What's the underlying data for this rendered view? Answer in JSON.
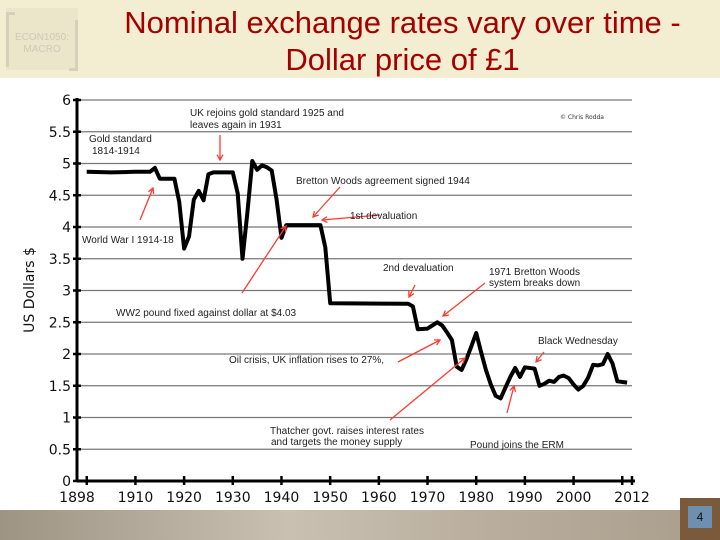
{
  "slide": {
    "title_line1": "Nominal exchange rates vary over time -",
    "title_line2": "Dollar price of £1",
    "logo_text_1": "ECON1050:",
    "logo_text_2": "MACRO",
    "page_number": "4"
  },
  "chart_data": {
    "type": "line",
    "title": "",
    "xlabel": "",
    "ylabel": "US Dollars $",
    "xlim": [
      1898,
      2012
    ],
    "ylim": [
      0,
      6
    ],
    "grid": true,
    "x_tick_labels": [
      "1898",
      "1910",
      "1920",
      "1930",
      "1940",
      "1950",
      "1960",
      "1970",
      "1980",
      "1990",
      "2000",
      "2012"
    ],
    "y_tick_labels": [
      "0",
      "0.5",
      "1",
      "1.5",
      "2",
      "2.5",
      "3",
      "3.5",
      "4",
      "4.5",
      "5",
      "5.5",
      "6"
    ],
    "credit": "© Chris Rodda",
    "series": [
      {
        "color": "#000000",
        "x": [
          1900,
          1905,
          1910,
          1913,
          1914,
          1915,
          1918,
          1919,
          1920,
          1921,
          1922,
          1923,
          1924,
          1925,
          1926,
          1930,
          1931,
          1932,
          1933,
          1934,
          1935,
          1936,
          1937,
          1938,
          1939,
          1940,
          1941,
          1948,
          1949,
          1950,
          1966,
          1967,
          1968,
          1970,
          1972,
          1973,
          1974,
          1975,
          1976,
          1977,
          1978,
          1979,
          1980,
          1981,
          1982,
          1983,
          1984,
          1985,
          1986,
          1987,
          1988,
          1989,
          1990,
          1992,
          1993,
          1994,
          1995,
          1996,
          1997,
          1998,
          1999,
          2000,
          2001,
          2002,
          2003,
          2004,
          2005,
          2006,
          2007,
          2008,
          2009,
          2011
        ],
        "y": [
          4.87,
          4.86,
          4.87,
          4.87,
          4.93,
          4.76,
          4.76,
          4.4,
          3.66,
          3.85,
          4.43,
          4.57,
          4.42,
          4.83,
          4.86,
          4.86,
          4.53,
          3.5,
          4.23,
          5.04,
          4.9,
          4.97,
          4.94,
          4.89,
          4.43,
          3.83,
          4.03,
          4.03,
          3.68,
          2.8,
          2.79,
          2.75,
          2.39,
          2.4,
          2.5,
          2.45,
          2.34,
          2.22,
          1.8,
          1.75,
          1.92,
          2.12,
          2.33,
          2.03,
          1.75,
          1.52,
          1.34,
          1.3,
          1.47,
          1.64,
          1.78,
          1.64,
          1.79,
          1.77,
          1.5,
          1.53,
          1.58,
          1.56,
          1.64,
          1.66,
          1.62,
          1.52,
          1.44,
          1.5,
          1.63,
          1.83,
          1.82,
          1.84,
          2.0,
          1.85,
          1.57,
          1.55
        ]
      }
    ],
    "annotations": {
      "gold_standard_1": "Gold standard",
      "gold_standard_2": "1814-1914",
      "uk_rejoins_1": "UK rejoins gold standard 1925 and",
      "uk_rejoins_2": "leaves again in 1931",
      "ww1": "World War I 1914-18",
      "bretton_woods": "Bretton Woods agreement signed 1944",
      "first_devaluation": "1st devaluation",
      "ww2": "WW2 pound fixed against dollar at $4.03",
      "second_devaluation": "2nd devaluation",
      "bw_breaks_1": "1971 Bretton Woods",
      "bw_breaks_2": "system breaks down",
      "oil_crisis": "Oil crisis, UK inflation rises to 27%,",
      "black_wednesday": "Black Wednesday",
      "thatcher_1": "Thatcher govt. raises interest rates",
      "thatcher_2": "and targets the money supply",
      "erm": "Pound joins the ERM"
    },
    "arrow_color": "#ff3b30"
  }
}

*What to work on:*
Set down the lines of the records above exactly, apart from the pictures.

*Written response:*
What's the underlying data for this rendered view? Answer in JSON.
{
  "slide": {
    "title_line1": "Nominal exchange rates vary over time -",
    "title_line2": "Dollar price of £1",
    "logo_text_1": "ECON1050:",
    "logo_text_2": "MACRO",
    "page_number": "4"
  },
  "chart_data": {
    "type": "line",
    "title": "",
    "xlabel": "",
    "ylabel": "US Dollars $",
    "xlim": [
      1898,
      2012
    ],
    "ylim": [
      0,
      6
    ],
    "grid": true,
    "x_tick_labels": [
      "1898",
      "1910",
      "1920",
      "1930",
      "1940",
      "1950",
      "1960",
      "1970",
      "1980",
      "1990",
      "2000",
      "2012"
    ],
    "y_tick_labels": [
      "0",
      "0.5",
      "1",
      "1.5",
      "2",
      "2.5",
      "3",
      "3.5",
      "4",
      "4.5",
      "5",
      "5.5",
      "6"
    ],
    "credit": "© Chris Rodda",
    "series": [
      {
        "color": "#000000",
        "x": [
          1900,
          1905,
          1910,
          1913,
          1914,
          1915,
          1918,
          1919,
          1920,
          1921,
          1922,
          1923,
          1924,
          1925,
          1926,
          1930,
          1931,
          1932,
          1933,
          1934,
          1935,
          1936,
          1937,
          1938,
          1939,
          1940,
          1941,
          1948,
          1949,
          1950,
          1966,
          1967,
          1968,
          1970,
          1972,
          1973,
          1974,
          1975,
          1976,
          1977,
          1978,
          1979,
          1980,
          1981,
          1982,
          1983,
          1984,
          1985,
          1986,
          1987,
          1988,
          1989,
          1990,
          1992,
          1993,
          1994,
          1995,
          1996,
          1997,
          1998,
          1999,
          2000,
          2001,
          2002,
          2003,
          2004,
          2005,
          2006,
          2007,
          2008,
          2009,
          2011
        ],
        "y": [
          4.87,
          4.86,
          4.87,
          4.87,
          4.93,
          4.76,
          4.76,
          4.4,
          3.66,
          3.85,
          4.43,
          4.57,
          4.42,
          4.83,
          4.86,
          4.86,
          4.53,
          3.5,
          4.23,
          5.04,
          4.9,
          4.97,
          4.94,
          4.89,
          4.43,
          3.83,
          4.03,
          4.03,
          3.68,
          2.8,
          2.79,
          2.75,
          2.39,
          2.4,
          2.5,
          2.45,
          2.34,
          2.22,
          1.8,
          1.75,
          1.92,
          2.12,
          2.33,
          2.03,
          1.75,
          1.52,
          1.34,
          1.3,
          1.47,
          1.64,
          1.78,
          1.64,
          1.79,
          1.77,
          1.5,
          1.53,
          1.58,
          1.56,
          1.64,
          1.66,
          1.62,
          1.52,
          1.44,
          1.5,
          1.63,
          1.83,
          1.82,
          1.84,
          2.0,
          1.85,
          1.57,
          1.55
        ]
      }
    ],
    "annotations": {
      "gold_standard_1": "Gold standard",
      "gold_standard_2": "1814-1914",
      "uk_rejoins_1": "UK rejoins gold standard 1925 and",
      "uk_rejoins_2": "leaves again in 1931",
      "ww1": "World War I 1914-18",
      "bretton_woods": "Bretton Woods agreement signed 1944",
      "first_devaluation": "1st devaluation",
      "ww2": "WW2 pound fixed against dollar at $4.03",
      "second_devaluation": "2nd devaluation",
      "bw_breaks_1": "1971 Bretton Woods",
      "bw_breaks_2": "system breaks down",
      "oil_crisis": "Oil crisis, UK inflation rises to 27%,",
      "black_wednesday": "Black Wednesday",
      "thatcher_1": "Thatcher govt. raises interest rates",
      "thatcher_2": "and targets the money supply",
      "erm": "Pound joins the ERM"
    },
    "arrow_color": "#ff3b30"
  }
}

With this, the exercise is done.